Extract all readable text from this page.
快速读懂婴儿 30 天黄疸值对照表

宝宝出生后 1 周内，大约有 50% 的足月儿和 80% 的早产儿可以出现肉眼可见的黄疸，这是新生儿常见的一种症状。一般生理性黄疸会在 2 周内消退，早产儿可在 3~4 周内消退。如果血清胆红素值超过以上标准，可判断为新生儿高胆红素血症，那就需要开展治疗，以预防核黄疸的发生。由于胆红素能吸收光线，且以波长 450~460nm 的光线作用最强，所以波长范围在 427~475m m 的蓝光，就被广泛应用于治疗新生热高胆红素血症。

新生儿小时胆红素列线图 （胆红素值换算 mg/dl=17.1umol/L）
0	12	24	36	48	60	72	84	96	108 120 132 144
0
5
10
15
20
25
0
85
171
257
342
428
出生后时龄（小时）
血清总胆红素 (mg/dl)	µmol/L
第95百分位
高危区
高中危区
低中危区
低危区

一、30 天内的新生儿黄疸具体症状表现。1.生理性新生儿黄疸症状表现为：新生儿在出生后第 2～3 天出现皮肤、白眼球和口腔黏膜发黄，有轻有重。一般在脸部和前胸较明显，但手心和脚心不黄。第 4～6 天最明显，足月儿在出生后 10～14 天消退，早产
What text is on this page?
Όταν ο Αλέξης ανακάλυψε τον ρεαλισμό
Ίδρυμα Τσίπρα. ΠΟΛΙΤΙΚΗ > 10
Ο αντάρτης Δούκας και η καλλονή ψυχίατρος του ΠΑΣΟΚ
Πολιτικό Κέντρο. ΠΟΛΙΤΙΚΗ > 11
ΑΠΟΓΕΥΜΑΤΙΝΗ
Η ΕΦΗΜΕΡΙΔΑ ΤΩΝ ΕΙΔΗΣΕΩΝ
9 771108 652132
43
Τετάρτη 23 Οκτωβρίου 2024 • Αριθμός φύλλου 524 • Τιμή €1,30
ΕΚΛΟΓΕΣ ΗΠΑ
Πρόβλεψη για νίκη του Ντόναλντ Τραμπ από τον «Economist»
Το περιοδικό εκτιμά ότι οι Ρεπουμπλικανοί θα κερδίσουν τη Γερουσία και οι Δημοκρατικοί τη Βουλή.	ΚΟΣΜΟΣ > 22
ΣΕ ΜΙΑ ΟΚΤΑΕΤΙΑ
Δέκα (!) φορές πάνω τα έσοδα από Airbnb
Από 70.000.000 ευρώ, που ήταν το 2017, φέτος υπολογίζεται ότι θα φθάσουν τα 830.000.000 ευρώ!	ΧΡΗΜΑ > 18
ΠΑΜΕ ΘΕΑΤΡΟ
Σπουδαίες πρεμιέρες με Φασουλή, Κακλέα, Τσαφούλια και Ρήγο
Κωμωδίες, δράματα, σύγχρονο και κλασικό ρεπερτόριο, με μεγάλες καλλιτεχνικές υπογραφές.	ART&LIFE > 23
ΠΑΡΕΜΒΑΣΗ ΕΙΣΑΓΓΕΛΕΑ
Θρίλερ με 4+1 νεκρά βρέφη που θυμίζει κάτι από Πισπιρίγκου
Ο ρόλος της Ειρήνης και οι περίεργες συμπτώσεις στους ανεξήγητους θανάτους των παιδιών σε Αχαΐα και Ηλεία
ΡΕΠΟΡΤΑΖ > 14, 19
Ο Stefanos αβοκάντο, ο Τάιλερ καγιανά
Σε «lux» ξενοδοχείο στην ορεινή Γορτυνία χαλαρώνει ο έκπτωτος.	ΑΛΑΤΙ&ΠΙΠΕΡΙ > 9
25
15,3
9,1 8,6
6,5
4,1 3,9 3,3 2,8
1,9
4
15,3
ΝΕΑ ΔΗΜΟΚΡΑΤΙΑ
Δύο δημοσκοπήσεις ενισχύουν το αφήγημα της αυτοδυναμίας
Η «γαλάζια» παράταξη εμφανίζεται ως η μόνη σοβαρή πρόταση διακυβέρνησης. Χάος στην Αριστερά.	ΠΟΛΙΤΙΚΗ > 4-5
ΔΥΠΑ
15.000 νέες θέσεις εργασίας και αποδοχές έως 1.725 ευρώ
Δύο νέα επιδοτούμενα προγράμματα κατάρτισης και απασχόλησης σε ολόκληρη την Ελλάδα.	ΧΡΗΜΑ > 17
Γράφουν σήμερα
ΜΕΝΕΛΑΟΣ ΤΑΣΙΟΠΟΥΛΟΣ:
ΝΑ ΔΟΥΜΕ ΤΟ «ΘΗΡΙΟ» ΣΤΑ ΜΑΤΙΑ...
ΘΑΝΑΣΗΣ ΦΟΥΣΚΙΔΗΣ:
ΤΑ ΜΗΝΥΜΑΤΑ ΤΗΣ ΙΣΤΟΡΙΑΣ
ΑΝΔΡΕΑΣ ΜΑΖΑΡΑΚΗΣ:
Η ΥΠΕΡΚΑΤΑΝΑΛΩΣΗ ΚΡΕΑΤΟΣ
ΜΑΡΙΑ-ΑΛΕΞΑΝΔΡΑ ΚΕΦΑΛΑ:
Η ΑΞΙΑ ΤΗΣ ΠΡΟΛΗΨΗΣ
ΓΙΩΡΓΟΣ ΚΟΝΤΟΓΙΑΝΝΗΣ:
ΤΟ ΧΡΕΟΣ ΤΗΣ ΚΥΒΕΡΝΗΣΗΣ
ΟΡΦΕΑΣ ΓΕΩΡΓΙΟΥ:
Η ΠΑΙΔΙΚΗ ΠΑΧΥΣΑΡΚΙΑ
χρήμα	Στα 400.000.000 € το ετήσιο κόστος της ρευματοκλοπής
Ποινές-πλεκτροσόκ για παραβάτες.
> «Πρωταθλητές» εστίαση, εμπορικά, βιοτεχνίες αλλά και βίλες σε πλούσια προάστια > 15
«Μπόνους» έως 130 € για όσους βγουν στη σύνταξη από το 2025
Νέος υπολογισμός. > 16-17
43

━━━━━━━━━━━━━━━━

▸ Task brief
Write out every line from the records above, word for word.

▸ Final result
Extract all readable text from this page.
快速读懂婴儿 30 天黄疸值对照表

宝宝出生后 1 周内，大约有 50% 的足月儿和 80% 的早产儿可以出现肉眼可见的黄疸，这是新生儿常见的一种症状。一般生理性黄疸会在 2 周内消退，早产儿可在 3~4 周内消退。如果血清胆红素值超过以上标准，可判断为新生儿高胆红素血症，那就需要开展治疗，以预防核黄疸的发生。由于胆红素能吸收光线，且以波长 450~460nm 的光线作用最强，所以波长范围在 427~475m m 的蓝光，就被广泛应用于治疗新生热高胆红素血症。

新生儿小时胆红素列线图 （胆红素值换算 mg/dl=17.1umol/L）
0	12	24	36	48	60	72	84	96	108 120 132 144
0
5
10
15
20
25
0
85
171
257
342
428
出生后时龄（小时）
血清总胆红素 (mg/dl)	µmol/L
第95百分位
高危区
高中危区
低中危区
低危区

一、30 天内的新生儿黄疸具体症状表现。1.生理性新生儿黄疸症状表现为：新生儿在出生后第 2～3 天出现皮肤、白眼球和口腔黏膜发黄，有轻有重。一般在脸部和前胸较明显，但手心和脚心不黄。第 4～6 天最明显，足月儿在出生后 10～14 天消退，早产
What text is on this page?
Όταν ο Αλέξης ανακάλυψε τον ρεαλισμό
Ίδρυμα Τσίπρα. ΠΟΛΙΤΙΚΗ > 10
Ο αντάρτης Δούκας και η καλλονή ψυχίατρος του ΠΑΣΟΚ
Πολιτικό Κέντρο. ΠΟΛΙΤΙΚΗ > 11
ΑΠΟΓΕΥΜΑΤΙΝΗ
Η ΕΦΗΜΕΡΙΔΑ ΤΩΝ ΕΙΔΗΣΕΩΝ
9 771108 652132
43
Τετάρτη 23 Οκτωβρίου 2024 • Αριθμός φύλλου 524 • Τιμή €1,30
ΕΚΛΟΓΕΣ ΗΠΑ
Πρόβλεψη για νίκη του Ντόναλντ Τραμπ από τον «Economist»
Το περιοδικό εκτιμά ότι οι Ρεπουμπλικανοί θα κερδίσουν τη Γερουσία και οι Δημοκρατικοί τη Βουλή.	ΚΟΣΜΟΣ > 22
ΣΕ ΜΙΑ ΟΚΤΑΕΤΙΑ
Δέκα (!) φορές πάνω τα έσοδα από Airbnb
Από 70.000.000 ευρώ, που ήταν το 2017, φέτος υπολογίζεται ότι θα φθάσουν τα 830.000.000 ευρώ!	ΧΡΗΜΑ > 18
ΠΑΜΕ ΘΕΑΤΡΟ
Σπουδαίες πρεμιέρες με Φασουλή, Κακλέα, Τσαφούλια και Ρήγο
Κωμωδίες, δράματα, σύγχρονο και κλασικό ρεπερτόριο, με μεγάλες καλλιτεχνικές υπογραφές.	ART&LIFE > 23
ΠΑΡΕΜΒΑΣΗ ΕΙΣΑΓΓΕΛΕΑ
Θρίλερ με 4+1 νεκρά βρέφη που θυμίζει κάτι από Πισπιρίγκου
Ο ρόλος της Ειρήνης και οι περίεργες συμπτώσεις στους ανεξήγητους θανάτους των παιδιών σε Αχαΐα και Ηλεία
ΡΕΠΟΡΤΑΖ > 14, 19
Ο Stefanos αβοκάντο, ο Τάιλερ καγιανά
Σε «lux» ξενοδοχείο στην ορεινή Γορτυνία χαλαρώνει ο έκπτωτος.	ΑΛΑΤΙ&ΠΙΠΕΡΙ > 9
25
15,3
9,1 8,6
6,5
4,1 3,9 3,3 2,8
1,9
4
15,3
ΝΕΑ ΔΗΜΟΚΡΑΤΙΑ
Δύο δημοσκοπήσεις ενισχύουν το αφήγημα της αυτοδυναμίας
Η «γαλάζια» παράταξη εμφανίζεται ως η μόνη σοβαρή πρόταση διακυβέρνησης. Χάος στην Αριστερά.	ΠΟΛΙΤΙΚΗ > 4-5
ΔΥΠΑ
15.000 νέες θέσεις εργασίας και αποδοχές έως 1.725 ευρώ
Δύο νέα επιδοτούμενα προγράμματα κατάρτισης και απασχόλησης σε ολόκληρη την Ελλάδα.	ΧΡΗΜΑ > 17
Γράφουν σήμερα
ΜΕΝΕΛΑΟΣ ΤΑΣΙΟΠΟΥΛΟΣ:
ΝΑ ΔΟΥΜΕ ΤΟ «ΘΗΡΙΟ» ΣΤΑ ΜΑΤΙΑ...
ΘΑΝΑΣΗΣ ΦΟΥΣΚΙΔΗΣ:
ΤΑ ΜΗΝΥΜΑΤΑ ΤΗΣ ΙΣΤΟΡΙΑΣ
ΑΝΔΡΕΑΣ ΜΑΖΑΡΑΚΗΣ:
Η ΥΠΕΡΚΑΤΑΝΑΛΩΣΗ ΚΡΕΑΤΟΣ
ΜΑΡΙΑ-ΑΛΕΞΑΝΔΡΑ ΚΕΦΑΛΑ:
Η ΑΞΙΑ ΤΗΣ ΠΡΟΛΗΨΗΣ
ΓΙΩΡΓΟΣ ΚΟΝΤΟΓΙΑΝΝΗΣ:
ΤΟ ΧΡΕΟΣ ΤΗΣ ΚΥΒΕΡΝΗΣΗΣ
ΟΡΦΕΑΣ ΓΕΩΡΓΙΟΥ:
Η ΠΑΙΔΙΚΗ ΠΑΧΥΣΑΡΚΙΑ
χρήμα	Στα 400.000.000 € το ετήσιο κόστος της ρευματοκλοπής
Ποινές-πλεκτροσόκ για παραβάτες.
> «Πρωταθλητές» εστίαση, εμπορικά, βιοτεχνίες αλλά και βίλες σε πλούσια προάστια > 15
«Μπόνους» έως 130 € για όσους βγουν στη σύνταξη από το 2025
Νέος υπολογισμός. > 16-17
43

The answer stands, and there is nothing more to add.